Copy every line of the records below character for character, omitting the pictures.
--- BEGIN ---
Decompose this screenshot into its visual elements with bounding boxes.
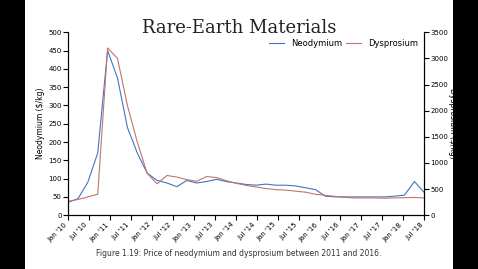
Neodymium xyxy=(313,188,318,191)
Neodymium xyxy=(115,76,120,80)
Neodymium xyxy=(283,183,289,187)
Dysprosium xyxy=(273,188,279,191)
Y-axis label: Dysprosium ($/kg): Dysprosium ($/kg) xyxy=(448,88,457,159)
Neodymium xyxy=(214,178,219,181)
Dysprosium xyxy=(224,179,229,182)
Neodymium xyxy=(323,194,328,198)
Dysprosium xyxy=(372,196,378,200)
Neodymium xyxy=(154,179,160,182)
Dysprosium xyxy=(233,182,239,185)
Neodymium xyxy=(402,193,407,197)
Dysprosium xyxy=(174,175,180,179)
Dysprosium xyxy=(75,198,81,201)
Neodymium xyxy=(342,195,348,199)
Dysprosium xyxy=(412,196,417,199)
Neodymium xyxy=(224,180,229,183)
Neodymium xyxy=(95,151,100,155)
Dysprosium xyxy=(263,187,269,190)
Neodymium xyxy=(125,126,130,129)
Neodymium xyxy=(263,182,269,186)
Dysprosium xyxy=(303,191,308,194)
Dysprosium xyxy=(352,196,358,200)
Neodymium xyxy=(362,195,368,199)
Dysprosium xyxy=(134,140,140,144)
Dysprosium xyxy=(144,172,150,175)
Legend: Neodymium, Dysprosium: Neodymium, Dysprosium xyxy=(267,36,420,51)
Neodymium xyxy=(233,181,239,185)
Neodymium xyxy=(65,201,71,204)
Neodymium xyxy=(392,194,398,198)
Neodymium xyxy=(164,181,170,185)
Dysprosium xyxy=(115,57,120,60)
Neodymium xyxy=(273,183,279,187)
Neodymium xyxy=(332,195,338,199)
Dysprosium xyxy=(283,189,289,192)
Text: Figure 1.19: Price of neodymium and dysprosium between 2011 and 2016.: Figure 1.19: Price of neodymium and dysp… xyxy=(96,249,382,258)
Dysprosium xyxy=(194,180,199,183)
Line: Neodymium: Neodymium xyxy=(68,51,424,202)
Neodymium xyxy=(412,180,417,183)
Text: Rare-Earth Materials: Rare-Earth Materials xyxy=(142,19,336,37)
Neodymium xyxy=(194,181,199,185)
Dysprosium xyxy=(402,196,407,199)
Neodymium xyxy=(85,181,91,184)
Neodymium xyxy=(75,197,81,200)
Dysprosium xyxy=(243,184,249,187)
Y-axis label: Neodymium ($/kg): Neodymium ($/kg) xyxy=(36,88,45,160)
Dysprosium xyxy=(125,104,130,107)
Dysprosium xyxy=(332,195,338,198)
Line: Dysprosium: Dysprosium xyxy=(68,48,424,201)
Dysprosium xyxy=(382,197,388,200)
Dysprosium xyxy=(204,175,209,178)
Neodymium xyxy=(352,195,358,199)
Dysprosium xyxy=(105,46,110,49)
Neodymium xyxy=(144,172,150,175)
Dysprosium xyxy=(154,182,160,185)
Neodymium xyxy=(303,186,308,189)
Dysprosium xyxy=(214,176,219,179)
Dysprosium xyxy=(164,174,170,177)
Neodymium xyxy=(134,151,140,155)
Dysprosium xyxy=(342,196,348,199)
Neodymium xyxy=(372,195,378,199)
Dysprosium xyxy=(323,194,328,197)
Dysprosium xyxy=(362,196,368,200)
Neodymium xyxy=(253,183,259,187)
Neodymium xyxy=(293,184,299,187)
Dysprosium xyxy=(392,196,398,200)
Dysprosium xyxy=(65,200,71,203)
Dysprosium xyxy=(85,195,91,199)
Neodymium xyxy=(204,180,209,183)
Neodymium xyxy=(422,191,427,194)
Neodymium xyxy=(243,183,249,186)
Dysprosium xyxy=(293,190,299,193)
Dysprosium xyxy=(253,185,259,189)
Dysprosium xyxy=(184,178,190,181)
Neodymium xyxy=(382,195,388,199)
Dysprosium xyxy=(422,196,427,200)
Neodymium xyxy=(105,49,110,52)
Dysprosium xyxy=(95,193,100,196)
Dysprosium xyxy=(313,193,318,196)
Neodymium xyxy=(174,185,180,188)
Neodymium xyxy=(184,179,190,182)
--- END ---
◆ **REPLY TO THE TASK**:
Decompose this screenshot into its visual elements with bounding boxes.
Neodymium xyxy=(313,188,318,191)
Neodymium xyxy=(115,76,120,80)
Neodymium xyxy=(283,183,289,187)
Dysprosium xyxy=(273,188,279,191)
Y-axis label: Dysprosium ($/kg): Dysprosium ($/kg) xyxy=(448,88,457,159)
Neodymium xyxy=(214,178,219,181)
Dysprosium xyxy=(224,179,229,182)
Neodymium xyxy=(323,194,328,198)
Dysprosium xyxy=(372,196,378,200)
Neodymium xyxy=(154,179,160,182)
Dysprosium xyxy=(233,182,239,185)
Neodymium xyxy=(402,193,407,197)
Dysprosium xyxy=(174,175,180,179)
Dysprosium xyxy=(75,198,81,201)
Neodymium xyxy=(342,195,348,199)
Dysprosium xyxy=(412,196,417,199)
Neodymium xyxy=(224,180,229,183)
Neodymium xyxy=(95,151,100,155)
Dysprosium xyxy=(263,187,269,190)
Neodymium xyxy=(125,126,130,129)
Neodymium xyxy=(263,182,269,186)
Dysprosium xyxy=(303,191,308,194)
Dysprosium xyxy=(352,196,358,200)
Neodymium xyxy=(362,195,368,199)
Dysprosium xyxy=(134,140,140,144)
Dysprosium xyxy=(144,172,150,175)
Legend: Neodymium, Dysprosium: Neodymium, Dysprosium xyxy=(267,36,420,51)
Neodymium xyxy=(233,181,239,185)
Neodymium xyxy=(65,201,71,204)
Neodymium xyxy=(392,194,398,198)
Neodymium xyxy=(164,181,170,185)
Dysprosium xyxy=(115,57,120,60)
Neodymium xyxy=(273,183,279,187)
Neodymium xyxy=(332,195,338,199)
Dysprosium xyxy=(283,189,289,192)
Text: Figure 1.19: Price of neodymium and dysprosium between 2011 and 2016.: Figure 1.19: Price of neodymium and dysp… xyxy=(96,249,382,258)
Dysprosium xyxy=(194,180,199,183)
Line: Neodymium: Neodymium xyxy=(68,51,424,202)
Neodymium xyxy=(412,180,417,183)
Text: Rare-Earth Materials: Rare-Earth Materials xyxy=(142,19,336,37)
Neodymium xyxy=(194,181,199,185)
Dysprosium xyxy=(402,196,407,199)
Neodymium xyxy=(85,181,91,184)
Neodymium xyxy=(75,197,81,200)
Dysprosium xyxy=(243,184,249,187)
Y-axis label: Neodymium ($/kg): Neodymium ($/kg) xyxy=(36,88,45,160)
Dysprosium xyxy=(125,104,130,107)
Dysprosium xyxy=(332,195,338,198)
Line: Dysprosium: Dysprosium xyxy=(68,48,424,201)
Dysprosium xyxy=(382,197,388,200)
Dysprosium xyxy=(204,175,209,178)
Neodymium xyxy=(352,195,358,199)
Dysprosium xyxy=(105,46,110,49)
Neodymium xyxy=(144,172,150,175)
Dysprosium xyxy=(154,182,160,185)
Neodymium xyxy=(303,186,308,189)
Dysprosium xyxy=(214,176,219,179)
Dysprosium xyxy=(164,174,170,177)
Neodymium xyxy=(134,151,140,155)
Dysprosium xyxy=(342,196,348,199)
Neodymium xyxy=(372,195,378,199)
Dysprosium xyxy=(323,194,328,197)
Dysprosium xyxy=(362,196,368,200)
Neodymium xyxy=(253,183,259,187)
Neodymium xyxy=(293,184,299,187)
Dysprosium xyxy=(392,196,398,200)
Dysprosium xyxy=(65,200,71,203)
Dysprosium xyxy=(85,195,91,199)
Neodymium xyxy=(204,180,209,183)
Neodymium xyxy=(422,191,427,194)
Neodymium xyxy=(243,183,249,186)
Dysprosium xyxy=(293,190,299,193)
Dysprosium xyxy=(253,185,259,189)
Dysprosium xyxy=(184,178,190,181)
Neodymium xyxy=(382,195,388,199)
Dysprosium xyxy=(422,196,427,200)
Neodymium xyxy=(105,49,110,52)
Dysprosium xyxy=(95,193,100,196)
Dysprosium xyxy=(313,193,318,196)
Neodymium xyxy=(174,185,180,188)
Neodymium xyxy=(184,179,190,182)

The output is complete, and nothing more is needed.